Exercise prompt
Pictures do not belong in the copy; quote every entry below exactly.

## begin Input

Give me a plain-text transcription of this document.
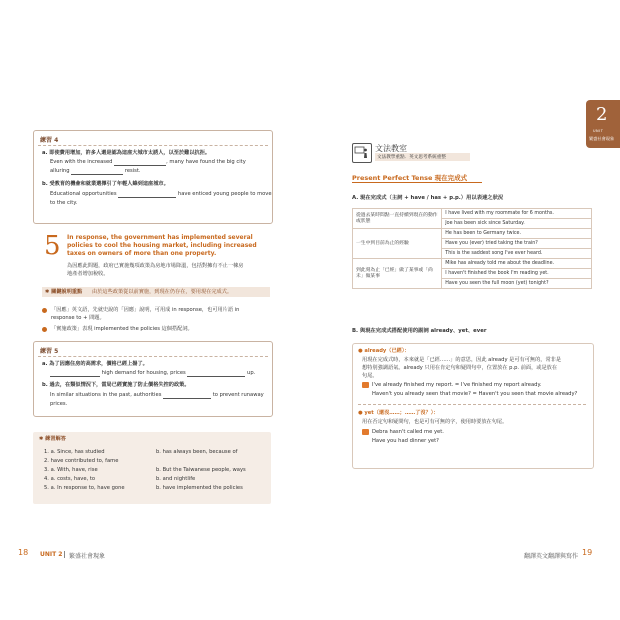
練習 4
a. 即使費用增加，許多人還是認為這座大城市太誘人，以至於難以抗拒。
Even with the increased	, many have found the big city
alluring	resist.
b. 受教育的機會和就業選擇引了年輕人蜂到這座城市。
Educational opportunities	have enticed young people to move
to the city.
5 In response, the government has implemented several
policies to cool the housing market, including increased
taxes on owners of more than one property.
為因應此問題，政府已實施幾項政策為房地市場降溫，包括對擁有不止一棟房
地產者增加稅收。
✱ 關鍵說明重點 由於這些政策從以前實施，到現在仍存在，要用現在完成式。
「因應」英文語，先就史說的「因應」說明，可用成 in response，也可用片語 in
response to + 問題。
「實施政策」表現 implemented the policies 這個搭配詞。
練習 5
a. 為了因應住房的高需求，價格已經上揚了。
high demand for housing, prices	up.
b. 過去，在類似情況下，當局已經實施了防止價格失控的政策。
In similar situations in the past, authorities	to prevent runaway
prices.
✱ 練習解答
1. a. Since, has studied	b. has always been, because of
2. have contributed to, fame
3. a. With, have, rise	b. But the Taiwanese people, ways
4. a. costs, have, to	b. and nightlife
5. a. In response to, have gone	b. have implemented the policies
18 UNIT 2 繁盛社會現象
2
UNIT
繁盛社會現象
文法教室
文法教學重點．英文思考系統重整
Present Perfect Tense 現在完成式
A. 現在完成式（主詞 + have / has + p.p.）用以表達之狀況
從過去某時間點一直持續到現在的動作或狀態	I have lived with my roommate for 6 months.
	Joe has been sick since Saturday.
一生中到目前為止的經驗	He has been to Germany twice.
	Have you (ever) tried taking the train?
	This is the saddest song I've ever heard.
到此刻為止「已經」做了某事或「尚未」做某事	Mike has already told me about the deadline.
	I haven't finished the book I'm reading yet.
	Have you seen the full moon (yet) tonight?
B. 與現在完成式搭配使用的副詞 already、yet、ever
● already（已經）：
用現在完成式時，本來就是「已經……」的意思，因此 already 是可有可無的，常非是
想特別強調語氣。already 只用在肯定句和疑問句中，位置放在 p.p. 前面，或是放在
句尾。
I've already finished my report. = I've finished my report already.
Haven't you already seen that movie? = Haven't you seen that movie already?
● yet（還沒……；……了沒？）：
用在否定句和疑問句，也是可有可無的字，使用時要放在句尾。
Debra hasn't called me yet.
Have you had dinner yet?
翻譯英文翻譯與寫作 19
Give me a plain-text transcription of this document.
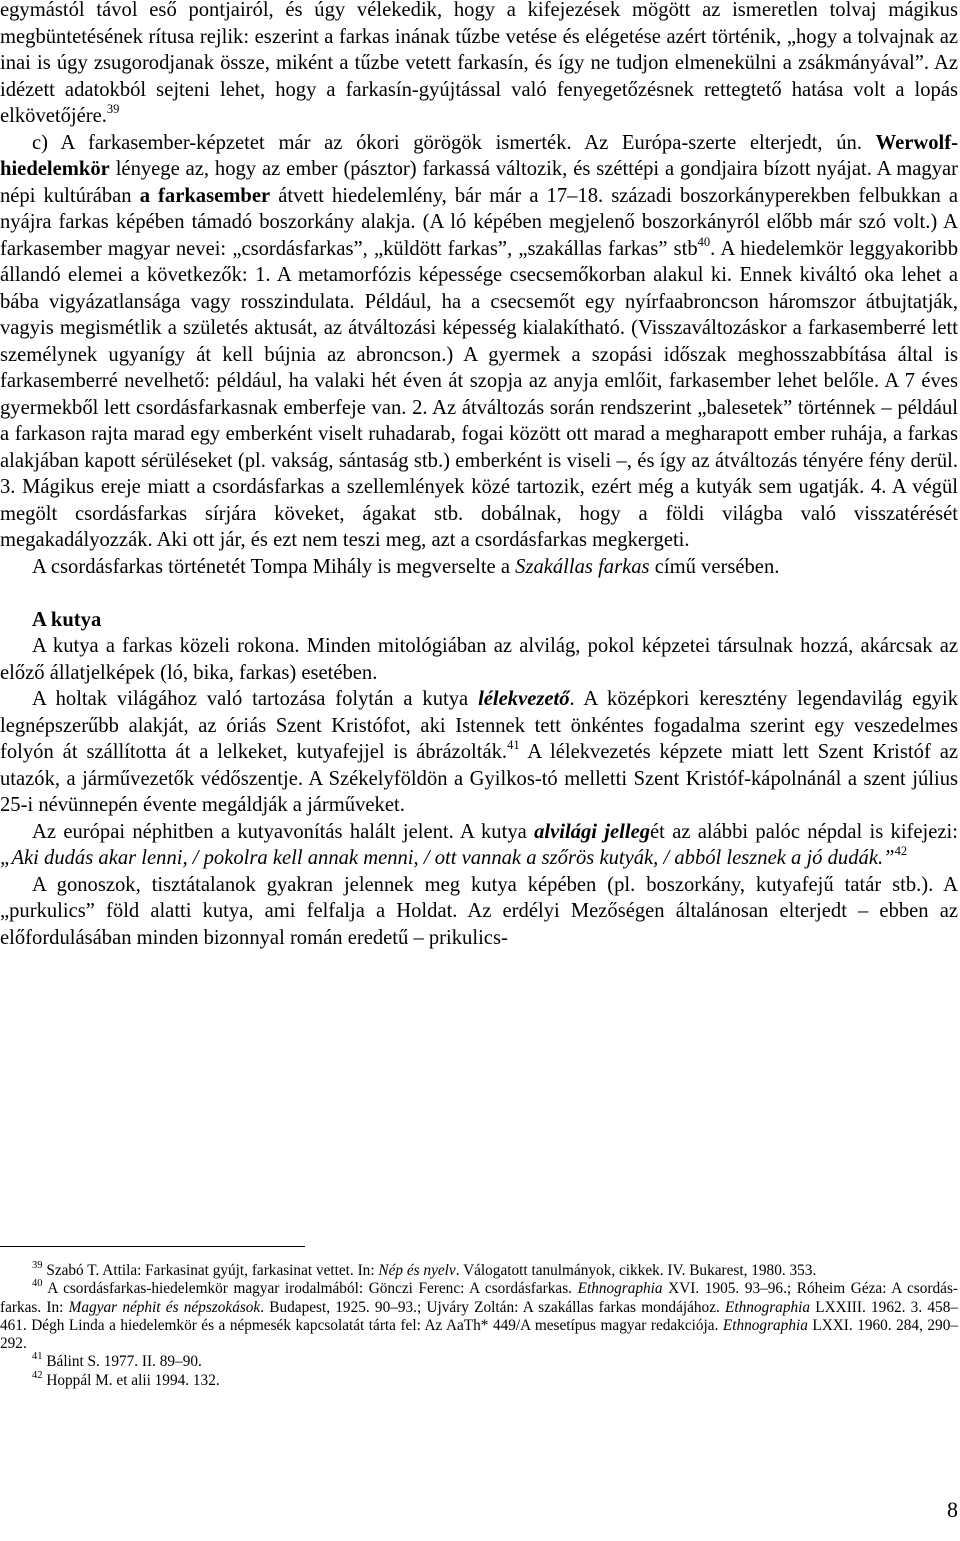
egymástól távol eső pontjairól, és úgy vélekedik, hogy a kifejezések mögött az ismeretlen tolvaj mágikus megbüntetésének rítusa rejlik: eszerint a farkas inának tűzbe vetése és elégetése azért történik, „hogy a tolvajnak az inai is úgy zsugorodjanak össze, miként a tűzbe vetett farkasín, és így ne tudjon elmenekülni a zsákmányával”. Az idézett adatokból sejteni lehet, hogy a farkasín-gyújtással való fenyegetőzésnek rettegtető hatása volt a lopás elkövetőjére.$^{39}$

c) A farkasember-képzetet már az ókori görögök ismerték. Az Európa-szerte elterjedt, ún. Werwolf-hiedelemkör lényege az, hogy az ember (pásztor) farkassá változik, és széttépi a gondjaira bízott nyájat. A magyar népi kultúrában a farkasember átvett hiedelemlény, bár már a 17–18. századi boszorkányperekben felbukkan a nyájra farkas képében támadó boszorkány alakja. (A ló képében megjelenő boszorkányról előbb már szó volt.) A farkasember magyar nevei: „csordásfarkas”, „küldött farkas”, „szakállas farkas” stb$^{40}$. A hiedelemkör leggyakoribb állandó elemei a következők: 1. A metamorfózis képessége csecsemőkorban alakul ki. Ennek kiváltó oka lehet a bába vigyázatlansága vagy rosszindulata. Például, ha a csecsemőt egy nyírfaabroncson háromszor átbujtatják, vagyis megismétlik a születés aktusát, az átváltozási képesség kialakítható. (Visszaváltozáskor a farkasemberré lett személynek ugyanígy át kell bújnia az abroncson.) A gyermek a szopási időszak meghosszabbítása által is farkasemberré nevelhető: például, ha valaki hét éven át szopja az anyja emlőit, farkasember lehet belőle. A 7 éves gyermekből lett csordásfarkasnak emberfeje van. 2. Az átváltozás során rendszerint „balesetek” történnek – például a farkason rajta marad egy emberként viselt ruhadarab, fogai között ott marad a megharapott ember ruhája, a farkas alakjában kapott sérüléseket (pl. vakság, sántaság stb.) emberként is viseli –, és így az átváltozás tényére fény derül. 3. Mágikus ereje miatt a csordásfarkas a szellemlények közé tartozik, ezért még a kutyák sem ugatják. 4. A végül megölt csordásfarkas sírjára köveket, ágakat stb. dobálnak, hogy a földi világba való visszatérését megakadályozzák. Aki ott jár, és ezt nem teszi meg, azt a csordásfarkas megkergeti.

A csordásfarkas történetét Tompa Mihály is megverselte a Szakállas farkas című versében.

A kutya

A kutya a farkas közeli rokona. Minden mitológiában az alvilág, pokol képzetei társulnak hozzá, akárcsak az előző állatjelképek (ló, bika, farkas) esetében.

A holtak világához való tartozása folytán a kutya lélekvezető. A középkori keresztény legendavilág egyik legnépszerűbb alakját, az óriás Szent Kristófot, aki Istennek tett önkéntes fogadalma szerint egy veszedelmes folyón át szállította át a lelkeket, kutyafejjel is ábrázolták.$^{41}$ A lélekvezetés képzete miatt lett Szent Kristóf az utazók, a járművezetők védőszentje. A Székelyföldön a Gyilkos-tó melletti Szent Kristóf-kápolnánál a szent július 25-i névünnepén évente megáldják a járműveket.

Az európai néphitben a kutyavonítás halált jelent. A kutya alvilági jellegét az alábbi palóc népdal is kifejezi: „Aki dudás akar lenni, / pokolra kell annak menni, / ott vannak a szőrös kutyák, / abból lesznek a jó dudák.”$^{42}$

A gonoszok, tisztátalanok gyakran jelennek meg kutya képében (pl. boszorkány, kutyafejű tatár stb.). A „purkulics” föld alatti kutya, ami felfalja a Holdat. Az erdélyi Mezőségen általánosan elterjedt – ebben az előfordulásában minden bizonnyal román eredetű – prikulics-

$^{39}$ Szabó T. Attila: Farkasinat gyújt, farkasinat vettet. In: Nép és nyelv. Válogatott tanulmányok, cikkek. IV. Bukarest, 1980. 353.

$^{40}$ A csordásfarkas-hiedelemkör magyar irodalmából: Gönczi Ferenc: A csordásfarkas. Ethnographia XVI. 1905. 93–96.; Róheim Géza: A csordás-farkas. In: Magyar néphit és népszokások. Budapest, 1925. 90–93.; Ujváry Zoltán: A szakállas farkas mondájához. Ethnographia LXXIII. 1962. 3. 458–461. Dégh Linda a hiedelemkör és a népmesék kapcsolatát tárta fel: Az AaTh* 449/A mesetípus magyar redakciója. Ethnographia LXXI. 1960. 284, 290–292.

$^{41}$ Bálint S. 1977. II. 89–90.

$^{42}$ Hoppál M. et alii 1994. 132.

8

## end Input

Response to the task
Give me a plain-text transcription of this document.
練習 4
a. 即使費用增加，許多人還是認為這座大城市太誘人，以至於難以抗拒。
Even with the increased	, many have found the big city
alluring	resist.
b. 受教育的機會和就業選擇引了年輕人蜂到這座城市。
Educational opportunities	have enticed young people to move
to the city.
5 In response, the government has implemented several
policies to cool the housing market, including increased
taxes on owners of more than one property.
為因應此問題，政府已實施幾項政策為房地市場降溫，包括對擁有不止一棟房
地產者增加稅收。
✱ 關鍵說明重點 由於這些政策從以前實施，到現在仍存在，要用現在完成式。
「因應」英文語，先就史說的「因應」說明，可用成 in response，也可用片語 in
response to + 問題。
「實施政策」表現 implemented the policies 這個搭配詞。
練習 5
a. 為了因應住房的高需求，價格已經上揚了。
high demand for housing, prices	up.
b. 過去，在類似情況下，當局已經實施了防止價格失控的政策。
In similar situations in the past, authorities	to prevent runaway
prices.
✱ 練習解答
1. a. Since, has studied	b. has always been, because of
2. have contributed to, fame
3. a. With, have, rise	b. But the Taiwanese people, ways
4. a. costs, have, to	b. and nightlife
5. a. In response to, have gone	b. have implemented the policies
18 UNIT 2 繁盛社會現象
2
UNIT
繁盛社會現象
文法教室
文法教學重點．英文思考系統重整
Present Perfect Tense 現在完成式
A. 現在完成式（主詞 + have / has + p.p.）用以表達之狀況
從過去某時間點一直持續到現在的動作或狀態	I have lived with my roommate for 6 months.
	Joe has been sick since Saturday.
一生中到目前為止的經驗	He has been to Germany twice.
	Have you (ever) tried taking the train?
	This is the saddest song I've ever heard.
到此刻為止「已經」做了某事或「尚未」做某事	Mike has already told me about the deadline.
	I haven't finished the book I'm reading yet.
	Have you seen the full moon (yet) tonight?
B. 與現在完成式搭配使用的副詞 already、yet、ever
● already（已經）：
用現在完成式時，本來就是「已經……」的意思，因此 already 是可有可無的，常非是
想特別強調語氣。already 只用在肯定句和疑問句中，位置放在 p.p. 前面，或是放在
句尾。
I've already finished my report. = I've finished my report already.
Haven't you already seen that movie? = Haven't you seen that movie already?
● yet（還沒……；……了沒？）：
用在否定句和疑問句，也是可有可無的字，使用時要放在句尾。
Debra hasn't called me yet.
Have you had dinner yet?
翻譯英文翻譯與寫作 19
Give me a plain-text transcription of this document.
egymástól távol eső pontjairól, és úgy vélekedik, hogy a kifejezések mögött az ismeretlen tolvaj mágikus megbüntetésének rítusa rejlik: eszerint a farkas inának tűzbe vetése és elégetése azért történik, „hogy a tolvajnak az inai is úgy zsugorodjanak össze, miként a tűzbe vetett farkasín, és így ne tudjon elmenekülni a zsákmányával”. Az idézett adatokból sejteni lehet, hogy a farkasín-gyújtással való fenyegetőzésnek rettegtető hatása volt a lopás elkövetőjére.$^{39}$

c) A farkasember-képzetet már az ókori görögök ismerték. Az Európa-szerte elterjedt, ún. Werwolf-hiedelemkör lényege az, hogy az ember (pásztor) farkassá változik, és széttépi a gondjaira bízott nyájat. A magyar népi kultúrában a farkasember átvett hiedelemlény, bár már a 17–18. századi boszorkányperekben felbukkan a nyájra farkas képében támadó boszorkány alakja. (A ló képében megjelenő boszorkányról előbb már szó volt.) A farkasember magyar nevei: „csordásfarkas”, „küldött farkas”, „szakállas farkas” stb$^{40}$. A hiedelemkör leggyakoribb állandó elemei a következők: 1. A metamorfózis képessége csecsemőkorban alakul ki. Ennek kiváltó oka lehet a bába vigyázatlansága vagy rosszindulata. Például, ha a csecsemőt egy nyírfaabroncson háromszor átbujtatják, vagyis megismétlik a születés aktusát, az átváltozási képesség kialakítható. (Visszaváltozáskor a farkasemberré lett személynek ugyanígy át kell bújnia az abroncson.) A gyermek a szopási időszak meghosszabbítása által is farkasemberré nevelhető: például, ha valaki hét éven át szopja az anyja emlőit, farkasember lehet belőle. A 7 éves gyermekből lett csordásfarkasnak emberfeje van. 2. Az átváltozás során rendszerint „balesetek” történnek – például a farkason rajta marad egy emberként viselt ruhadarab, fogai között ott marad a megharapott ember ruhája, a farkas alakjában kapott sérüléseket (pl. vakság, sántaság stb.) emberként is viseli –, és így az átváltozás tényére fény derül. 3. Mágikus ereje miatt a csordásfarkas a szellemlények közé tartozik, ezért még a kutyák sem ugatják. 4. A végül megölt csordásfarkas sírjára köveket, ágakat stb. dobálnak, hogy a földi világba való visszatérését megakadályozzák. Aki ott jár, és ezt nem teszi meg, azt a csordásfarkas megkergeti.

A csordásfarkas történetét Tompa Mihály is megverselte a Szakállas farkas című versében.

A kutya

A kutya a farkas közeli rokona. Minden mitológiában az alvilág, pokol képzetei társulnak hozzá, akárcsak az előző állatjelképek (ló, bika, farkas) esetében.

A holtak világához való tartozása folytán a kutya lélekvezető. A középkori keresztény legendavilág egyik legnépszerűbb alakját, az óriás Szent Kristófot, aki Istennek tett önkéntes fogadalma szerint egy veszedelmes folyón át szállította át a lelkeket, kutyafejjel is ábrázolták.$^{41}$ A lélekvezetés képzete miatt lett Szent Kristóf az utazók, a járművezetők védőszentje. A Székelyföldön a Gyilkos-tó melletti Szent Kristóf-kápolnánál a szent július 25-i névünnepén évente megáldják a járműveket.

Az európai néphitben a kutyavonítás halált jelent. A kutya alvilági jellegét az alábbi palóc népdal is kifejezi: „Aki dudás akar lenni, / pokolra kell annak menni, / ott vannak a szőrös kutyák, / abból lesznek a jó dudák.”$^{42}$

A gonoszok, tisztátalanok gyakran jelennek meg kutya képében (pl. boszorkány, kutyafejű tatár stb.). A „purkulics” föld alatti kutya, ami felfalja a Holdat. Az erdélyi Mezőségen általánosan elterjedt – ebben az előfordulásában minden bizonnyal román eredetű – prikulics-

$^{39}$ Szabó T. Attila: Farkasinat gyújt, farkasinat vettet. In: Nép és nyelv. Válogatott tanulmányok, cikkek. IV. Bukarest, 1980. 353.

$^{40}$ A csordásfarkas-hiedelemkör magyar irodalmából: Gönczi Ferenc: A csordásfarkas. Ethnographia XVI. 1905. 93–96.; Róheim Géza: A csordás-farkas. In: Magyar néphit és népszokások. Budapest, 1925. 90–93.; Ujváry Zoltán: A szakállas farkas mondájához. Ethnographia LXXIII. 1962. 3. 458–461. Dégh Linda a hiedelemkör és a népmesék kapcsolatát tárta fel: Az AaTh* 449/A mesetípus magyar redakciója. Ethnographia LXXI. 1960. 284, 290–292.

$^{41}$ Bálint S. 1977. II. 89–90.

$^{42}$ Hoppál M. et alii 1994. 132.

8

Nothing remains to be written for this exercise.